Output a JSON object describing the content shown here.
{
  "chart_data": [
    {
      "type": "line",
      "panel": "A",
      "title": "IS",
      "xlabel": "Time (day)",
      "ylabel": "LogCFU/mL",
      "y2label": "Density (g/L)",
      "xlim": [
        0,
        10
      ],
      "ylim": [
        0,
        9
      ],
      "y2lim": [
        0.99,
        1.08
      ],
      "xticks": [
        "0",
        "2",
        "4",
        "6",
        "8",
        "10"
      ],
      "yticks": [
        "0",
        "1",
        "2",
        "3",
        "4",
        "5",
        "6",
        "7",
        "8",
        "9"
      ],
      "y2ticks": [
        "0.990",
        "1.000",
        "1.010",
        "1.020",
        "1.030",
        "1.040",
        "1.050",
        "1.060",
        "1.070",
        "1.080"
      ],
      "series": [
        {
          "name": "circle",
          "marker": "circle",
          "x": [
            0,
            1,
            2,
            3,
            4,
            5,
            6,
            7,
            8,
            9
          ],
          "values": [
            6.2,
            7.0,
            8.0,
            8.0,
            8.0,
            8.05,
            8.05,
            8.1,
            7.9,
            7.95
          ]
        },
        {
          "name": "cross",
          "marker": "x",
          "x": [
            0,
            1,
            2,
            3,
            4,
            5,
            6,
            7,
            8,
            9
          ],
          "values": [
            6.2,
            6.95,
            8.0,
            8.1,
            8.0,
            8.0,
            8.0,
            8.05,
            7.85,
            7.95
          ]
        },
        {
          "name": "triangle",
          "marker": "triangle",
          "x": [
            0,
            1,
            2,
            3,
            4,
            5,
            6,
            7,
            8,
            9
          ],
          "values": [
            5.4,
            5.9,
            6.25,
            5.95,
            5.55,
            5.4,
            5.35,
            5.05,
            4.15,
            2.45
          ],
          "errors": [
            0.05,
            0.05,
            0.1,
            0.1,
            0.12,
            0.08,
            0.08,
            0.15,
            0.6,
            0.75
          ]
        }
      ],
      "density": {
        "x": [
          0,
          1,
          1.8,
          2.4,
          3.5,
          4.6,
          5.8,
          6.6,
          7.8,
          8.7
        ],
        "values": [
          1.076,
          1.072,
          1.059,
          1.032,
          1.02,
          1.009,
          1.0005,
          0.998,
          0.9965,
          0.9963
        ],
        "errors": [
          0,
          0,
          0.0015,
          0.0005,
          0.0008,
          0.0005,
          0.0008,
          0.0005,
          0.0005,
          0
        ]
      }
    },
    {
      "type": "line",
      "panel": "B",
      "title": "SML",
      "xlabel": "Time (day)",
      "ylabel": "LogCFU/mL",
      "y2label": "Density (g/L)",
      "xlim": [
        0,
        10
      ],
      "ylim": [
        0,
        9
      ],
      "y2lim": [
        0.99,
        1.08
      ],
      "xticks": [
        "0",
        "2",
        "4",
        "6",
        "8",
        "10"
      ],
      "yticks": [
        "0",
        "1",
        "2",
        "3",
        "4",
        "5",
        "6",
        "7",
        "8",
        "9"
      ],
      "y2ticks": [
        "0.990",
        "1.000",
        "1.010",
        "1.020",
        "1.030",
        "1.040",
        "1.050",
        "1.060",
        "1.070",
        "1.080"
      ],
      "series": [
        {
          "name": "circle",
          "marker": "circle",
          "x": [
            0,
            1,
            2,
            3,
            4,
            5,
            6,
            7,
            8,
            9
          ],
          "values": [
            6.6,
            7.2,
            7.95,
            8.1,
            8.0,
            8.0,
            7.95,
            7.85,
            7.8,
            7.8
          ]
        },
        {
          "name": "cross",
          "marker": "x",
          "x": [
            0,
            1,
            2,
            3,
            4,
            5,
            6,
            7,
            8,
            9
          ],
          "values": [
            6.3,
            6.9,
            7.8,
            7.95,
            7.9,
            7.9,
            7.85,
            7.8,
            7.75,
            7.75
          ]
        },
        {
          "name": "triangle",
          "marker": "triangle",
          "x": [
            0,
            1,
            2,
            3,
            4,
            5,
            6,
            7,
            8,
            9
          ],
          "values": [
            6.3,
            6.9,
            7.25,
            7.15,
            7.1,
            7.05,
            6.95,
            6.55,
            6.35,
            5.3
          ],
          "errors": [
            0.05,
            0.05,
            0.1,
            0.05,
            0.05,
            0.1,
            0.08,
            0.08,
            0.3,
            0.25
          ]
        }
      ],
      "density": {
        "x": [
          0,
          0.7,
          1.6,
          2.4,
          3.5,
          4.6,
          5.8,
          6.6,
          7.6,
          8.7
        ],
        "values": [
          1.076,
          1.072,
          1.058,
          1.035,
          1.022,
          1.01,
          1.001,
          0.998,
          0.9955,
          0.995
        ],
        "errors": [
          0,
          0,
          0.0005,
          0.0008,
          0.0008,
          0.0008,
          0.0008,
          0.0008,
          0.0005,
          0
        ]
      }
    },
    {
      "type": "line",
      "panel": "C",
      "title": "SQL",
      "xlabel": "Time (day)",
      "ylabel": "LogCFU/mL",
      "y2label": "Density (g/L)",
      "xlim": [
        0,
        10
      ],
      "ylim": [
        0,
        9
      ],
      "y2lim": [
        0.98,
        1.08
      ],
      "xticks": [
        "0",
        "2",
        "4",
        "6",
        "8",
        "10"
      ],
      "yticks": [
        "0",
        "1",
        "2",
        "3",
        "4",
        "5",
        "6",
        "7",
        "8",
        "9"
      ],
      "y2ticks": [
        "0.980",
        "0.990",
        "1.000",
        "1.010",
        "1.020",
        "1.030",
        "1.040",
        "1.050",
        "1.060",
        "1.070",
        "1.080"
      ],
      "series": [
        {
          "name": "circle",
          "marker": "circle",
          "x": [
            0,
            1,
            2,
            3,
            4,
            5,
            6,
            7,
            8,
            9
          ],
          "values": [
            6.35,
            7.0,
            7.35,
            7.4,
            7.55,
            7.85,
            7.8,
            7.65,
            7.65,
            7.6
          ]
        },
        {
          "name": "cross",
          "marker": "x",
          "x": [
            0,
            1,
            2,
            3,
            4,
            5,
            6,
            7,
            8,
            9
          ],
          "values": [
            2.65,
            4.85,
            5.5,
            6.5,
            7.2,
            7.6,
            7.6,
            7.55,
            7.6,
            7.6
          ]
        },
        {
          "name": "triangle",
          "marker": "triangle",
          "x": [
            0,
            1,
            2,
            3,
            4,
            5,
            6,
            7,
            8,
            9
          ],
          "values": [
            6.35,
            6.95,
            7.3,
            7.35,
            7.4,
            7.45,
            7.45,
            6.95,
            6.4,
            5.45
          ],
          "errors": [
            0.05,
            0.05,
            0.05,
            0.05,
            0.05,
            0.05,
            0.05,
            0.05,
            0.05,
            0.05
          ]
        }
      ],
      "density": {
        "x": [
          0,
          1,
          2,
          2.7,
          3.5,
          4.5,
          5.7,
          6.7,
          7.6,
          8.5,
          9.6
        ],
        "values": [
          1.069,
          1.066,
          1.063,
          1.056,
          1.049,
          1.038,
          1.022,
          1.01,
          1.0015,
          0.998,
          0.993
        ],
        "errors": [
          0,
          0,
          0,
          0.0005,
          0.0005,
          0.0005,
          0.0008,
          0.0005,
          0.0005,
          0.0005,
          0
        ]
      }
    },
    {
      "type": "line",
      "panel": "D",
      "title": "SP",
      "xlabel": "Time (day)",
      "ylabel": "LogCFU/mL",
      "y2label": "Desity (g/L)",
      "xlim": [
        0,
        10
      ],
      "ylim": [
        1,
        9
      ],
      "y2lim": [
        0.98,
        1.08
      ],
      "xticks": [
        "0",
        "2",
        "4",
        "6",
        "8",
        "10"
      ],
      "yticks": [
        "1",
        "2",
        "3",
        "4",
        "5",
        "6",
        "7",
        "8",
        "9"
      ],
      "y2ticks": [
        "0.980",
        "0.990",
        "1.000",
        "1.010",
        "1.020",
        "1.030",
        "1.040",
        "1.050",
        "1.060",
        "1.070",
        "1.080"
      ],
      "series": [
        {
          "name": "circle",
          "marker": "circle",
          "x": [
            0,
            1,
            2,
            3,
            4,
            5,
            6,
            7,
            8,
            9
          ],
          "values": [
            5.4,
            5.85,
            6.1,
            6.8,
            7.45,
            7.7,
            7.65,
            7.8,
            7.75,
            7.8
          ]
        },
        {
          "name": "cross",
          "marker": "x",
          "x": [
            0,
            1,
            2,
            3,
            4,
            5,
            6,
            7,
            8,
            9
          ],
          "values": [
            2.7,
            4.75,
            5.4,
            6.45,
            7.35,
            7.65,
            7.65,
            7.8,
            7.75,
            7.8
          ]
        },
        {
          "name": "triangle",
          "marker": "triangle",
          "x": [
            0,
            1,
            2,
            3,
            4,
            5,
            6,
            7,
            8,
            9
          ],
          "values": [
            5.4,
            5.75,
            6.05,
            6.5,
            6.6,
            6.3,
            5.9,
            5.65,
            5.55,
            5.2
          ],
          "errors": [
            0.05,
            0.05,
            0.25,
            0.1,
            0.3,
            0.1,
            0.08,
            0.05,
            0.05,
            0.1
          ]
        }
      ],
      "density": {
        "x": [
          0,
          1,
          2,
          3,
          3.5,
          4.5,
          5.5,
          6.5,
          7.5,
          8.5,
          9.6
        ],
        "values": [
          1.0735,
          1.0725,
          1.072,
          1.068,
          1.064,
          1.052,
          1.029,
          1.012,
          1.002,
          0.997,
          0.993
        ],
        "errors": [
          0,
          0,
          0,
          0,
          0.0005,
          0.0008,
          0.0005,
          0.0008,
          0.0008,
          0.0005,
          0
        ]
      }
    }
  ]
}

□ □ □ □ □ □ □

*What is required*
Copy out every line from the records that has the word "title".

*Solution for this task*
      "title": "IS",
      "title": "SML",
      "title": "SQL",
      "title": "SP",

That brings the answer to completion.